* PROBLEM DESCRIPTION *
Please list all lines of the material below in which the string "wird" occurs.

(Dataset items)
- - - -
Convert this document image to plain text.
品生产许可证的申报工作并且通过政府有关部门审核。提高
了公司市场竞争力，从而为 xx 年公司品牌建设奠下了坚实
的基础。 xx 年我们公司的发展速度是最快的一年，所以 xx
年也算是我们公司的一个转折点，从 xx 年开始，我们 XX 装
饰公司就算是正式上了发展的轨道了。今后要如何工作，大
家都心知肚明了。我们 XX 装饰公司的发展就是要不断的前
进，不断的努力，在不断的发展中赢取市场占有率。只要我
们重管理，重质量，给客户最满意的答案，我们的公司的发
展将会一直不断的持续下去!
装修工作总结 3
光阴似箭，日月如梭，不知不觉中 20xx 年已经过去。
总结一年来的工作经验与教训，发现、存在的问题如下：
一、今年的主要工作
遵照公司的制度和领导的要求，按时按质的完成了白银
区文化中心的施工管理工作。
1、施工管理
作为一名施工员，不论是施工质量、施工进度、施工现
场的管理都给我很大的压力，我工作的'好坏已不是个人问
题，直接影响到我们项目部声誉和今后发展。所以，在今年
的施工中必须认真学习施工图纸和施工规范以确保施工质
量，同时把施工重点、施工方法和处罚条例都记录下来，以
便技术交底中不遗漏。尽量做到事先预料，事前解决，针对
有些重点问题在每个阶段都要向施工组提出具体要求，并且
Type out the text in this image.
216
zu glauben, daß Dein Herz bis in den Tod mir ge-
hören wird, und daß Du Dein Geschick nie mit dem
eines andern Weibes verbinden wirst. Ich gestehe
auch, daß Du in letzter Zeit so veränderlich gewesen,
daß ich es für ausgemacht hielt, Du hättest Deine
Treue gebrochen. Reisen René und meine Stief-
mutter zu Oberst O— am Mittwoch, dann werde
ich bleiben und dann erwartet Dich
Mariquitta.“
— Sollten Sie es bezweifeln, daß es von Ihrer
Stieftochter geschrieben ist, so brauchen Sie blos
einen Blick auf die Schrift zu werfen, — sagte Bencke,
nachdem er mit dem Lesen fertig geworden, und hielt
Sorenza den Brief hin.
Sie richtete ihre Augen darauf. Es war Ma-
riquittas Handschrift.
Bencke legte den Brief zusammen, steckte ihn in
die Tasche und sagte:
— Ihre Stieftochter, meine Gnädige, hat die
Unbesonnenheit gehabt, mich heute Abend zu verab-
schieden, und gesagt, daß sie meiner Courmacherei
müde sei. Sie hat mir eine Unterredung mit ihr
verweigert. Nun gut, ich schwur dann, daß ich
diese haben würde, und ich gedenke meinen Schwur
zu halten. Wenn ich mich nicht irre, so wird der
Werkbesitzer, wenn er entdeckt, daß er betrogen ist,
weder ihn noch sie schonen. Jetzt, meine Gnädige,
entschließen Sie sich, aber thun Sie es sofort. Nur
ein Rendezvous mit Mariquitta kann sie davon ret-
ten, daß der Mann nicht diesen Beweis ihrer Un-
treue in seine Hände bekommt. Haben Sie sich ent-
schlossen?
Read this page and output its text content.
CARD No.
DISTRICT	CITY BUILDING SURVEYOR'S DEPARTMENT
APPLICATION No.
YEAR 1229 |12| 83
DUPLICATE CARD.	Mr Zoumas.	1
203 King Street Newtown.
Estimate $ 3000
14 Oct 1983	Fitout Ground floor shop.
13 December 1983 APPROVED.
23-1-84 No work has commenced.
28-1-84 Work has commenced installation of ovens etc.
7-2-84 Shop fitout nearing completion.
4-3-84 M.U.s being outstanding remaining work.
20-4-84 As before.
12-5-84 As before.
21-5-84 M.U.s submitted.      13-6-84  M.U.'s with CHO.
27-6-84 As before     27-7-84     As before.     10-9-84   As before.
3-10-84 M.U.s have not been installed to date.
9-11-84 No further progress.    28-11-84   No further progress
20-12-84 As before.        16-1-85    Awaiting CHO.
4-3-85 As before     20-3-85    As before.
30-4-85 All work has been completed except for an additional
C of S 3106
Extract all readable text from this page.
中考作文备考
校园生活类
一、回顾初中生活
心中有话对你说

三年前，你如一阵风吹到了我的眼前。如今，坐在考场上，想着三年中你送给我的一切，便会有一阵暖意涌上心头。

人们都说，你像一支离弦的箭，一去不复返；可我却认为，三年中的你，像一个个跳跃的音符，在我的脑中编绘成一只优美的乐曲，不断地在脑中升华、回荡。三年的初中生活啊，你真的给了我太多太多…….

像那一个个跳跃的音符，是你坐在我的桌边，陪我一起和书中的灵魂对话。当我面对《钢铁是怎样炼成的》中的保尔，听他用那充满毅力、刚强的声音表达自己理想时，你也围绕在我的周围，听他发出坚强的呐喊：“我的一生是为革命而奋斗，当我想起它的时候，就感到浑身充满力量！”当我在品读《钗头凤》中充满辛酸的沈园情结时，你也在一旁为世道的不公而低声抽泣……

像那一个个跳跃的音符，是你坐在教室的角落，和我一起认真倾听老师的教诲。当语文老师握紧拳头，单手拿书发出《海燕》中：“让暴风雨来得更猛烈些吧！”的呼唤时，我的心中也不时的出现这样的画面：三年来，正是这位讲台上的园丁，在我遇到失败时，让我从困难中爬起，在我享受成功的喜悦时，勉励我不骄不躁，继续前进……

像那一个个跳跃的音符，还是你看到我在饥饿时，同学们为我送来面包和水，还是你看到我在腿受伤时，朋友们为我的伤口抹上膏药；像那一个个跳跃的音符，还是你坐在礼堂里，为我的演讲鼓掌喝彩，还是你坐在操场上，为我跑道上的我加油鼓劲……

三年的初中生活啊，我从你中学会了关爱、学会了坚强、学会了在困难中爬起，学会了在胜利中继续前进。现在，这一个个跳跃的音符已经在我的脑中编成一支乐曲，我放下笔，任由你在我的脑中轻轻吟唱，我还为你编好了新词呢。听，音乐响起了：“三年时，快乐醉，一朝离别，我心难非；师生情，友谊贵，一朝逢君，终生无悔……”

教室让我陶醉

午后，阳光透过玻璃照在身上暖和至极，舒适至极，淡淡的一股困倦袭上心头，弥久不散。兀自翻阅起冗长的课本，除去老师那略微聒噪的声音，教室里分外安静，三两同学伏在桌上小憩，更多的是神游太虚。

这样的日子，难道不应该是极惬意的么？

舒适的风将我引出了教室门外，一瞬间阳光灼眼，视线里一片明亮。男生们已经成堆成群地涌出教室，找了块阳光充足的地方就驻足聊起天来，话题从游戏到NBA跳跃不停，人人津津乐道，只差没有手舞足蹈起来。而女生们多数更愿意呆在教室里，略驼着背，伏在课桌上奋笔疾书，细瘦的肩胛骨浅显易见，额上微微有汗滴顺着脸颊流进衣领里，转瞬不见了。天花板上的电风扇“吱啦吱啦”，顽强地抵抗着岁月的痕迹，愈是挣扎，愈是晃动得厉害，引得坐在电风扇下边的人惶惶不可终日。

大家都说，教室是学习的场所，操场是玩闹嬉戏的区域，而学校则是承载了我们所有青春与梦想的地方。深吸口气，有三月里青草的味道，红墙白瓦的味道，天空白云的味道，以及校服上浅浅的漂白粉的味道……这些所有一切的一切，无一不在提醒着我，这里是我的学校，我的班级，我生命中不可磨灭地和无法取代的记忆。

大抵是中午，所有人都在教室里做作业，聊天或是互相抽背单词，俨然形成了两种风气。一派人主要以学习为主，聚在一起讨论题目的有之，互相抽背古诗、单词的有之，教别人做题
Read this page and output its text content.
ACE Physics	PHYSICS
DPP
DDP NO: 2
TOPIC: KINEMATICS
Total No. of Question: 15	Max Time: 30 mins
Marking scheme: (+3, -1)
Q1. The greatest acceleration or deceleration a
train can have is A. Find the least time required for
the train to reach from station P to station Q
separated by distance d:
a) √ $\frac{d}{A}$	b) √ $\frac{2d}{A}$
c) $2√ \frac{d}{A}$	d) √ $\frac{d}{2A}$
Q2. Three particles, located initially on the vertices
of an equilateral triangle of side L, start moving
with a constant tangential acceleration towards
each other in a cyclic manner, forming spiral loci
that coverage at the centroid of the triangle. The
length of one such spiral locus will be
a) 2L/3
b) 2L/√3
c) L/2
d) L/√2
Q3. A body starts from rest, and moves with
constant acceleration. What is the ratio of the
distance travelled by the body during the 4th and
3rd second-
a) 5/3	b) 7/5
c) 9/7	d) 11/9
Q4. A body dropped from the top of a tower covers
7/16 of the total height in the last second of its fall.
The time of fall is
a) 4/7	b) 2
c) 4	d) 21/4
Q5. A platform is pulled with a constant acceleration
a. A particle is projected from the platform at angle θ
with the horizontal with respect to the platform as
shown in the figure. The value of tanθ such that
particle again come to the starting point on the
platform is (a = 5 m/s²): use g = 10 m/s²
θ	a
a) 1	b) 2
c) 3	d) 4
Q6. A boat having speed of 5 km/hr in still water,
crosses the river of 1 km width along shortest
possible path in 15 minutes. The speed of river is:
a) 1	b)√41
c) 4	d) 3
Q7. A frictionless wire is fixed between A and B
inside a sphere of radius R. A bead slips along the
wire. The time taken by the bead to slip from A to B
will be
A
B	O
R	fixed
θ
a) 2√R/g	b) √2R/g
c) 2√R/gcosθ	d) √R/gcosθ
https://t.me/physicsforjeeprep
- - - -
* FINISHED EXERCISE *
hören wird, und daß Du Dein Geschick nie mit dem
zu halten. Wenn ich mich nicht irre, so wird der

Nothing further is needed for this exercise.